| Instructions for the task |
Which lines below hold the word "activity"? Report each one.

— Begin Information provided —

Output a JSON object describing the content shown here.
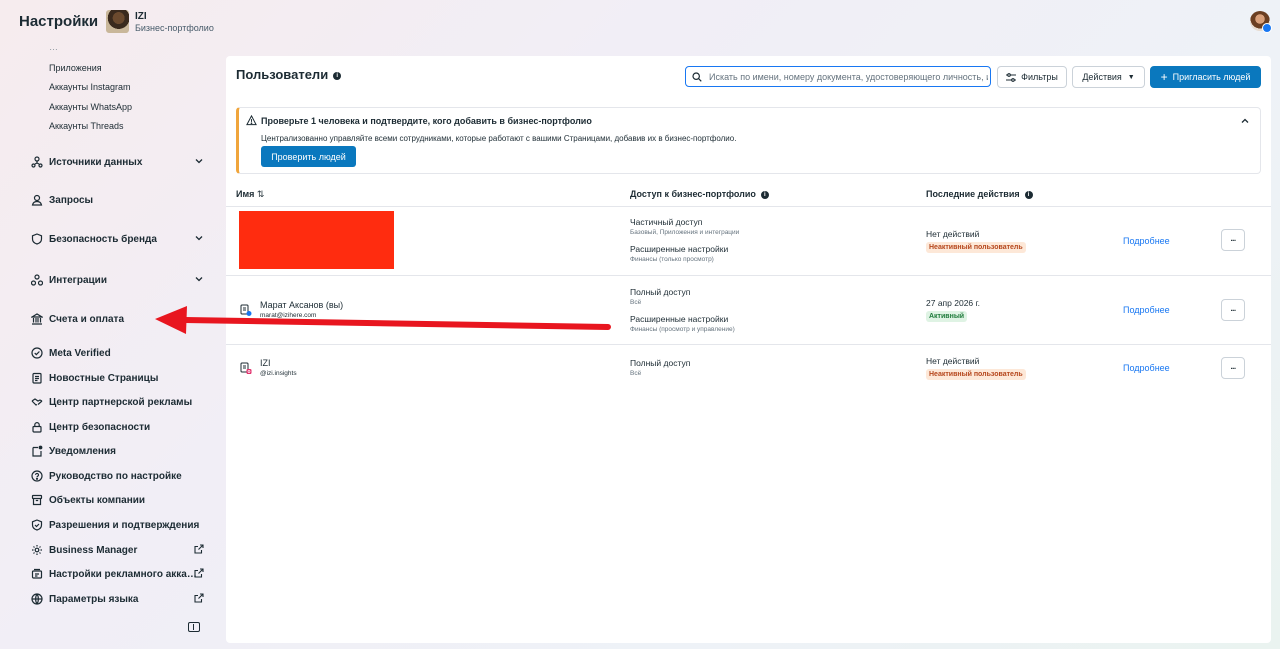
{
  "header": {
    "title": "Настройки",
    "business_name": "IZI",
    "business_type": "Бизнес-портфолио"
  },
  "sidebar": {
    "truncated_item": "…",
    "sub_items": [
      "Приложения",
      "Аккаунты Instagram",
      "Аккаунты WhatsApp",
      "Аккаунты Threads"
    ],
    "items": [
      {
        "label": "Источники данных",
        "icon": "data-sources-icon",
        "expandable": true
      },
      {
        "label": "Запросы",
        "icon": "person-icon"
      },
      {
        "label": "Безопасность бренда",
        "icon": "shield-icon",
        "expandable": true
      },
      {
        "label": "Интеграции",
        "icon": "integrations-icon",
        "expandable": true
      },
      {
        "label": "Счета и оплата",
        "icon": "bank-icon"
      },
      {
        "label": "Meta Verified",
        "icon": "verified-icon"
      },
      {
        "label": "Новостные Страницы",
        "icon": "news-icon"
      },
      {
        "label": "Центр партнерской рекламы",
        "icon": "handshake-icon"
      },
      {
        "label": "Центр безопасности",
        "icon": "lock-icon"
      },
      {
        "label": "Уведомления",
        "icon": "bell-icon"
      },
      {
        "label": "Руководство по настройке",
        "icon": "question-icon"
      },
      {
        "label": "Объекты компании",
        "icon": "archive-icon"
      },
      {
        "label": "Разрешения и подтверждения",
        "icon": "permissions-icon"
      },
      {
        "label": "Business Manager",
        "icon": "gear-icon",
        "external": true
      },
      {
        "label": "Настройки рекламного акка…",
        "icon": "ad-settings-icon",
        "external": true
      },
      {
        "label": "Параметры языка",
        "icon": "globe-icon",
        "external": true
      }
    ]
  },
  "users": {
    "title": "Пользователи",
    "search_placeholder": "Искать по имени, номеру документа, удостоверяющего личность, и",
    "filters_label": "Фильтры",
    "actions_label": "Действия",
    "invite_label": "Пригласить людей",
    "alert": {
      "title": "Проверьте 1 человека и подтвердите, кого добавить в бизнес-портфолио",
      "text": "Централизованно управляйте всеми сотрудниками, которые работают с вашими Страницами, добавив их в бизнес-портфолио.",
      "button": "Проверить людей"
    },
    "columns": {
      "name": "Имя",
      "access": "Доступ к бизнес-портфолио",
      "activity": "Последние действия"
    },
    "rows": [
      {
        "name": "",
        "email": "",
        "access_title": "Частичный доступ",
        "access_sub": "Базовый, Приложения и интеграции",
        "extra_title": "Расширенные настройки",
        "extra_sub": "Финансы (только просмотр)",
        "activity": "Нет действий",
        "status": "Неактивный пользователь",
        "details": "Подробнее",
        "more": "···"
      },
      {
        "name": "Марат Аксанов (вы)",
        "email": "marat@izihere.com",
        "access_title": "Полный доступ",
        "access_sub": "Всё",
        "extra_title": "Расширенные настройки",
        "extra_sub": "Финансы (просмотр и управление)",
        "activity": "27 апр 2026 г.",
        "status": "Активный",
        "details": "Подробнее",
        "more": "···"
      },
      {
        "name": "IZI",
        "email": "@izi.insights",
        "access_title": "Полный доступ",
        "access_sub": "Всё",
        "activity": "Нет действий",
        "status": "Неактивный пользователь",
        "details": "Подробнее",
        "more": "···"
      }
    ]
  },
  "colors": {
    "primary": "#0a78be",
    "annotation_arrow": "#e8161f",
    "redaction": "#ff2c0f",
    "warning": "#f0a53c"
  }
}
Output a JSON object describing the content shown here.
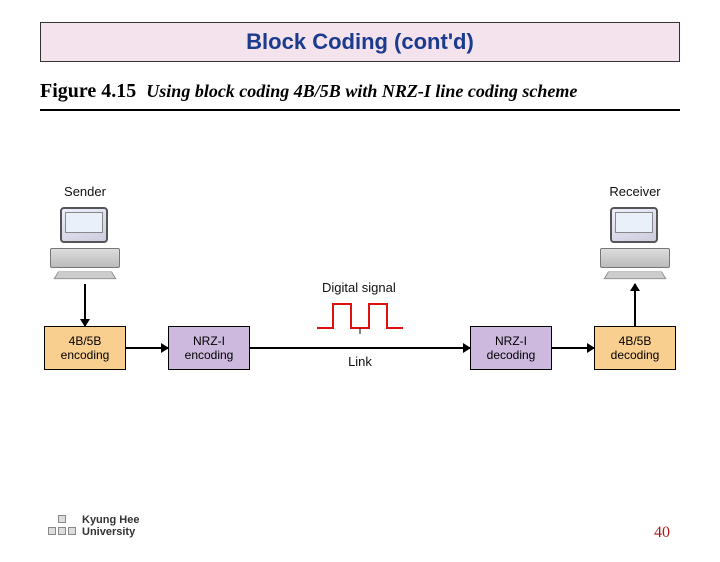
{
  "title": "Block Coding (cont'd)",
  "figure": {
    "number": "Figure 4.15",
    "caption": "Using block coding 4B/5B with NRZ-I line coding scheme"
  },
  "diagram": {
    "sender_label": "Sender",
    "receiver_label": "Receiver",
    "signal_label": "Digital signal",
    "link_label": "Link",
    "blocks": {
      "b1": {
        "line1": "4B/5B",
        "line2": "encoding"
      },
      "b2": {
        "line1": "NRZ-I",
        "line2": "encoding"
      },
      "b3": {
        "line1": "NRZ-I",
        "line2": "decoding"
      },
      "b4": {
        "line1": "4B/5B",
        "line2": "decoding"
      }
    }
  },
  "footer": {
    "line1": "Kyung Hee",
    "line2": "University"
  },
  "page_number": "40"
}
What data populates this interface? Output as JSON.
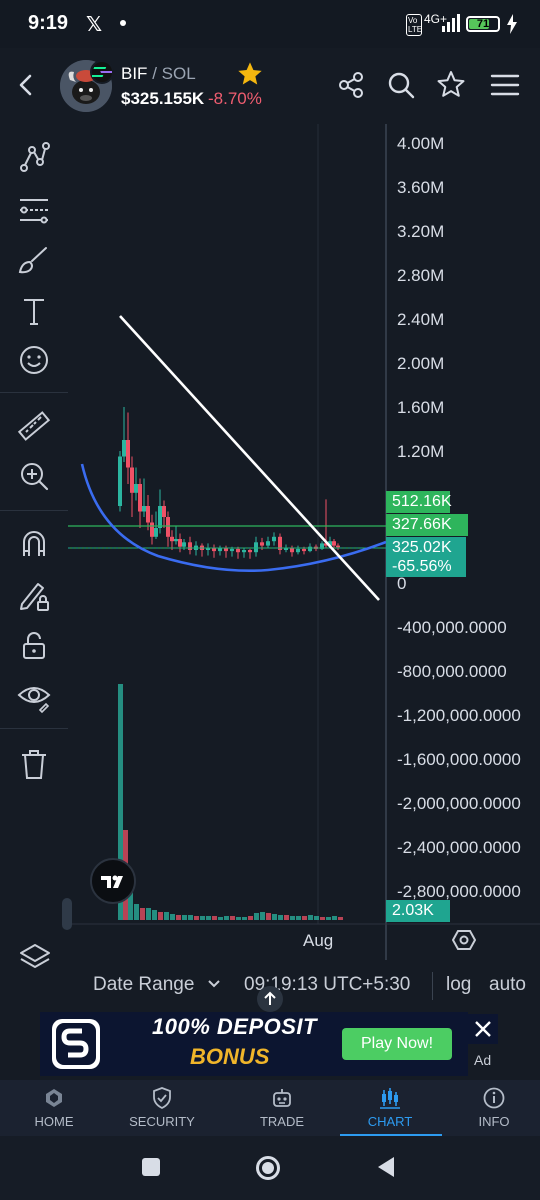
{
  "status_bar": {
    "time": "9:19",
    "x_logo": "𝕏",
    "network_badge": "Vo LTE",
    "network_type": "4G+",
    "battery_level": "71",
    "battery_fraction": 0.71
  },
  "header": {
    "token_symbol": "BIF",
    "pair_separator": "/",
    "quote_symbol": "SOL",
    "price": "$325.155K",
    "change": "-8.70%"
  },
  "chart": {
    "y_axis_labels": [
      "4.00M",
      "3.60M",
      "3.20M",
      "2.80M",
      "2.40M",
      "2.00M",
      "1.60M",
      "1.20M",
      "0",
      "-400,000.0000",
      "-800,000.0000",
      "-1,200,000.0000",
      "-1,600,000.0000",
      "-2,000,000.0000",
      "-2,400,000.0000",
      "-2,800,000.0000"
    ],
    "y_axis_values": [
      4000000,
      3600000,
      3200000,
      2800000,
      2400000,
      2000000,
      1600000,
      1200000,
      0,
      -400000,
      -800000,
      -1200000,
      -1600000,
      -2000000,
      -2400000,
      -2800000
    ],
    "x_axis_label": "Aug",
    "tags": {
      "high_value": "512.16K",
      "mid_value": "327.66K",
      "current_value": "325.02K",
      "current_change": "-65.56%",
      "volume_value": "2.03K"
    },
    "colors": {
      "up": "#2bb5a0",
      "down": "#ef5166",
      "tag_green": "#2eb55c",
      "tag_teal": "#1fa590",
      "trend_line": "#ffffff",
      "curve": "#3a6cf0"
    }
  },
  "controls": {
    "date_range_label": "Date Range",
    "time_label": "09:19:13 UTC+5:30",
    "log_label": "log",
    "auto_label": "auto"
  },
  "ad": {
    "title": "100% DEPOSIT",
    "subtitle": "BONUS",
    "cta": "Play Now!",
    "ad_label": "Ad"
  },
  "bottom_nav": {
    "items": [
      {
        "label": "HOME"
      },
      {
        "label": "SECURITY"
      },
      {
        "label": "TRADE"
      },
      {
        "label": "CHART"
      },
      {
        "label": "INFO"
      }
    ],
    "active": "CHART"
  }
}
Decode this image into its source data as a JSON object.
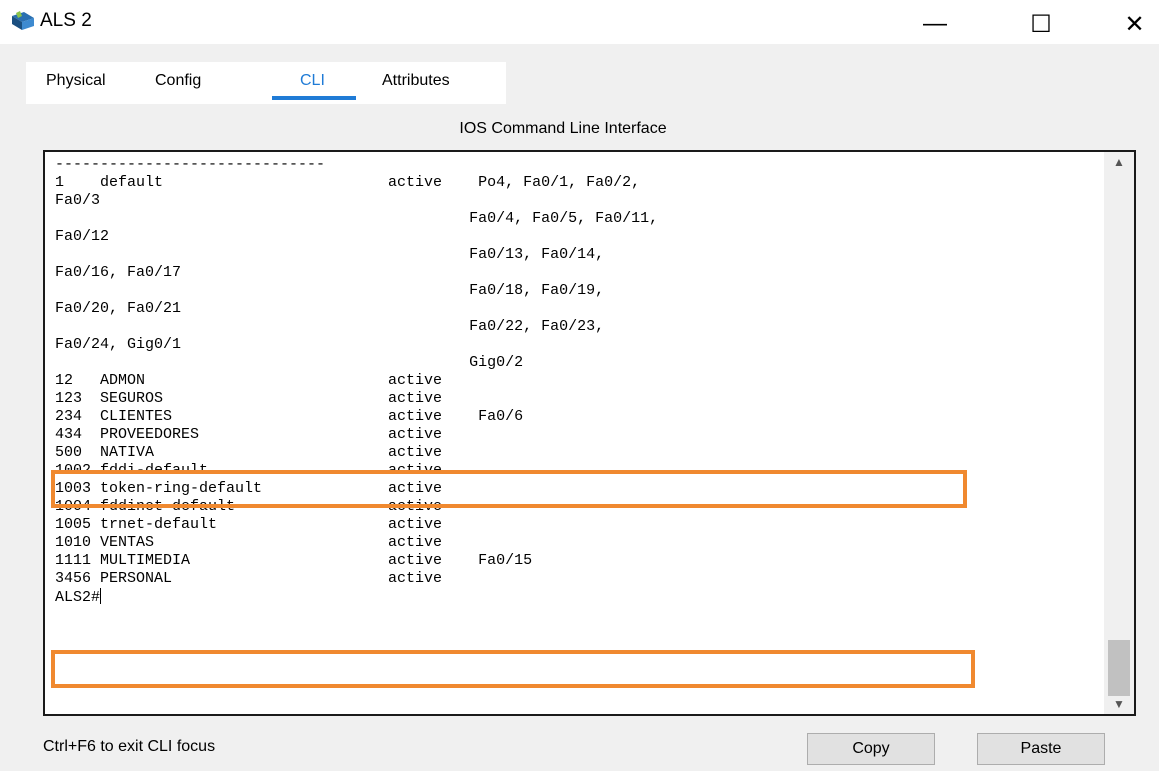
{
  "window": {
    "title": "ALS 2",
    "icon": "packet-tracer-switch-icon",
    "controls": {
      "minimize": "—",
      "maximize": "☐",
      "close": "✕"
    }
  },
  "tabs": [
    {
      "label": "Physical",
      "active": false
    },
    {
      "label": "Config",
      "active": false
    },
    {
      "label": "CLI",
      "active": true
    },
    {
      "label": "Attributes",
      "active": false
    }
  ],
  "panel": {
    "title": "IOS Command Line Interface"
  },
  "terminal": {
    "lines": [
      "------------------------------",
      "1    default                         active    Po4, Fa0/1, Fa0/2,",
      "Fa0/3",
      "                                              Fa0/4, Fa0/5, Fa0/11,",
      "Fa0/12",
      "                                              Fa0/13, Fa0/14,",
      "Fa0/16, Fa0/17",
      "                                              Fa0/18, Fa0/19,",
      "Fa0/20, Fa0/21",
      "                                              Fa0/22, Fa0/23,",
      "Fa0/24, Gig0/1",
      "                                              Gig0/2",
      "12   ADMON                           active",
      "123  SEGUROS                         active",
      "234  CLIENTES                        active    Fa0/6",
      "434  PROVEEDORES                     active",
      "500  NATIVA                          active",
      "1002 fddi-default                    active",
      "1003 token-ring-default              active",
      "1004 fddinet-default                 active",
      "1005 trnet-default                   active",
      "1010 VENTAS                          active",
      "1111 MULTIMEDIA                      active    Fa0/15",
      "3456 PERSONAL                        active",
      "ALS2#"
    ],
    "highlight_color": "#f0892f"
  },
  "footer": {
    "hint": "Ctrl+F6 to exit CLI focus",
    "copy_label": "Copy",
    "paste_label": "Paste"
  },
  "colors": {
    "accent": "#1f7bd6",
    "highlight": "#f0892f"
  }
}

— End Information provided —

| Solution below |
      "activity": "Последние действия"
        "activity": "Нет действий",
        "activity": "27 апр 2026 г.",
        "activity": "Нет действий",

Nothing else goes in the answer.